■ Exercise brief:
Please write out the material below exactly as given.

** begin **

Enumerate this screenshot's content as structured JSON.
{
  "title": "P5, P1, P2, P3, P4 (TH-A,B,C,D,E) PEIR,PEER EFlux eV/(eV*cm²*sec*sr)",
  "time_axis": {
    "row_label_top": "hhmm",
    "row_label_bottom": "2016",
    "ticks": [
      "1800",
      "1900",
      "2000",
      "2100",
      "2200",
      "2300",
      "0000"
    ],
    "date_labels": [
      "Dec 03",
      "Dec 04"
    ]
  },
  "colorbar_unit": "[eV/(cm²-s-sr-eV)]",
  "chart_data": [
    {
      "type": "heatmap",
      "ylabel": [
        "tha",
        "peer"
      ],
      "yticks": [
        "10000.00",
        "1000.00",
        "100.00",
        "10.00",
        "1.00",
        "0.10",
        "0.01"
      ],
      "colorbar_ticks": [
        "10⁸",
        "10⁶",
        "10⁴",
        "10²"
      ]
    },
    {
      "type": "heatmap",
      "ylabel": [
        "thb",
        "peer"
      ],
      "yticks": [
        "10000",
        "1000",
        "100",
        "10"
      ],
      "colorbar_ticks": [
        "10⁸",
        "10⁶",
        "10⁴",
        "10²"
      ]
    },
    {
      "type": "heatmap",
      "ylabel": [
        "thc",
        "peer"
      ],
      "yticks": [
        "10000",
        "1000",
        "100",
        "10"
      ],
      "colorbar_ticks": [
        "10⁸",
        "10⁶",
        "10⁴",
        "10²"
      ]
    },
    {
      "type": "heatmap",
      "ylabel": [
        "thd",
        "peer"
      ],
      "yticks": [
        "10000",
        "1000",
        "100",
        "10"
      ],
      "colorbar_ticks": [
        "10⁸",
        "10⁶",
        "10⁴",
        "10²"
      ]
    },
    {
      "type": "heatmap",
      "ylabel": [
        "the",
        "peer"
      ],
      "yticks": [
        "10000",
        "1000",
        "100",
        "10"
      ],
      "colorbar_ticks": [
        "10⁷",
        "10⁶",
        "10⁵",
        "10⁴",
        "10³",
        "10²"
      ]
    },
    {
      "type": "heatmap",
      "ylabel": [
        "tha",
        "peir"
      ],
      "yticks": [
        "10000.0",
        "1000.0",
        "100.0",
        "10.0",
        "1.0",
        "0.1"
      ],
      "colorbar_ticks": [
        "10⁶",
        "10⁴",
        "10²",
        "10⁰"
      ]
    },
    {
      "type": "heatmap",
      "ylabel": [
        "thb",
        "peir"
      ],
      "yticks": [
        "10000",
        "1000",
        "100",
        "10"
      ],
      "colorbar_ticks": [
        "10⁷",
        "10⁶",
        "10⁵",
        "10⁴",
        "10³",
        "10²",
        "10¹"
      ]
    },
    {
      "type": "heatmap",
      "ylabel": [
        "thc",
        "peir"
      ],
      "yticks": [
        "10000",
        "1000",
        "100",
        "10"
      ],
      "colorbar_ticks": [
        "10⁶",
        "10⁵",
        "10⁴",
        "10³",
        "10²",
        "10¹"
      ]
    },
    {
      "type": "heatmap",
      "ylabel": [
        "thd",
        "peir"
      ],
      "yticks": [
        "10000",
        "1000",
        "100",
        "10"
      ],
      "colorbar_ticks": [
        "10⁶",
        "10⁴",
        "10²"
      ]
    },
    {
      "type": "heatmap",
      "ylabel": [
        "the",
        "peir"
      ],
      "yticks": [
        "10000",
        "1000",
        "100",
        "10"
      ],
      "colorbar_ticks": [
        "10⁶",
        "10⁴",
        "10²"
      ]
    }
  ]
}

** end **

■ The response:
Enumerate this screenshot's content as structured JSON.
{
  "title": "P5, P1, P2, P3, P4 (TH-A,B,C,D,E) PEIR,PEER EFlux eV/(eV*cm²*sec*sr)",
  "time_axis": {
    "row_label_top": "hhmm",
    "row_label_bottom": "2016",
    "ticks": [
      "1800",
      "1900",
      "2000",
      "2100",
      "2200",
      "2300",
      "0000"
    ],
    "date_labels": [
      "Dec 03",
      "Dec 04"
    ]
  },
  "colorbar_unit": "[eV/(cm²-s-sr-eV)]",
  "chart_data": [
    {
      "type": "heatmap",
      "ylabel": [
        "tha",
        "peer"
      ],
      "yticks": [
        "10000.00",
        "1000.00",
        "100.00",
        "10.00",
        "1.00",
        "0.10",
        "0.01"
      ],
      "colorbar_ticks": [
        "10⁸",
        "10⁶",
        "10⁴",
        "10²"
      ]
    },
    {
      "type": "heatmap",
      "ylabel": [
        "thb",
        "peer"
      ],
      "yticks": [
        "10000",
        "1000",
        "100",
        "10"
      ],
      "colorbar_ticks": [
        "10⁸",
        "10⁶",
        "10⁴",
        "10²"
      ]
    },
    {
      "type": "heatmap",
      "ylabel": [
        "thc",
        "peer"
      ],
      "yticks": [
        "10000",
        "1000",
        "100",
        "10"
      ],
      "colorbar_ticks": [
        "10⁸",
        "10⁶",
        "10⁴",
        "10²"
      ]
    },
    {
      "type": "heatmap",
      "ylabel": [
        "thd",
        "peer"
      ],
      "yticks": [
        "10000",
        "1000",
        "100",
        "10"
      ],
      "colorbar_ticks": [
        "10⁸",
        "10⁶",
        "10⁴",
        "10²"
      ]
    },
    {
      "type": "heatmap",
      "ylabel": [
        "the",
        "peer"
      ],
      "yticks": [
        "10000",
        "1000",
        "100",
        "10"
      ],
      "colorbar_ticks": [
        "10⁷",
        "10⁶",
        "10⁵",
        "10⁴",
        "10³",
        "10²"
      ]
    },
    {
      "type": "heatmap",
      "ylabel": [
        "tha",
        "peir"
      ],
      "yticks": [
        "10000.0",
        "1000.0",
        "100.0",
        "10.0",
        "1.0",
        "0.1"
      ],
      "colorbar_ticks": [
        "10⁶",
        "10⁴",
        "10²",
        "10⁰"
      ]
    },
    {
      "type": "heatmap",
      "ylabel": [
        "thb",
        "peir"
      ],
      "yticks": [
        "10000",
        "1000",
        "100",
        "10"
      ],
      "colorbar_ticks": [
        "10⁷",
        "10⁶",
        "10⁵",
        "10⁴",
        "10³",
        "10²",
        "10¹"
      ]
    },
    {
      "type": "heatmap",
      "ylabel": [
        "thc",
        "peir"
      ],
      "yticks": [
        "10000",
        "1000",
        "100",
        "10"
      ],
      "colorbar_ticks": [
        "10⁶",
        "10⁵",
        "10⁴",
        "10³",
        "10²",
        "10¹"
      ]
    },
    {
      "type": "heatmap",
      "ylabel": [
        "thd",
        "peir"
      ],
      "yticks": [
        "10000",
        "1000",
        "100",
        "10"
      ],
      "colorbar_ticks": [
        "10⁶",
        "10⁴",
        "10²"
      ]
    },
    {
      "type": "heatmap",
      "ylabel": [
        "the",
        "peir"
      ],
      "yticks": [
        "10000",
        "1000",
        "100",
        "10"
      ],
      "colorbar_ticks": [
        "10⁶",
        "10⁴",
        "10²"
      ]
    }
  ]
}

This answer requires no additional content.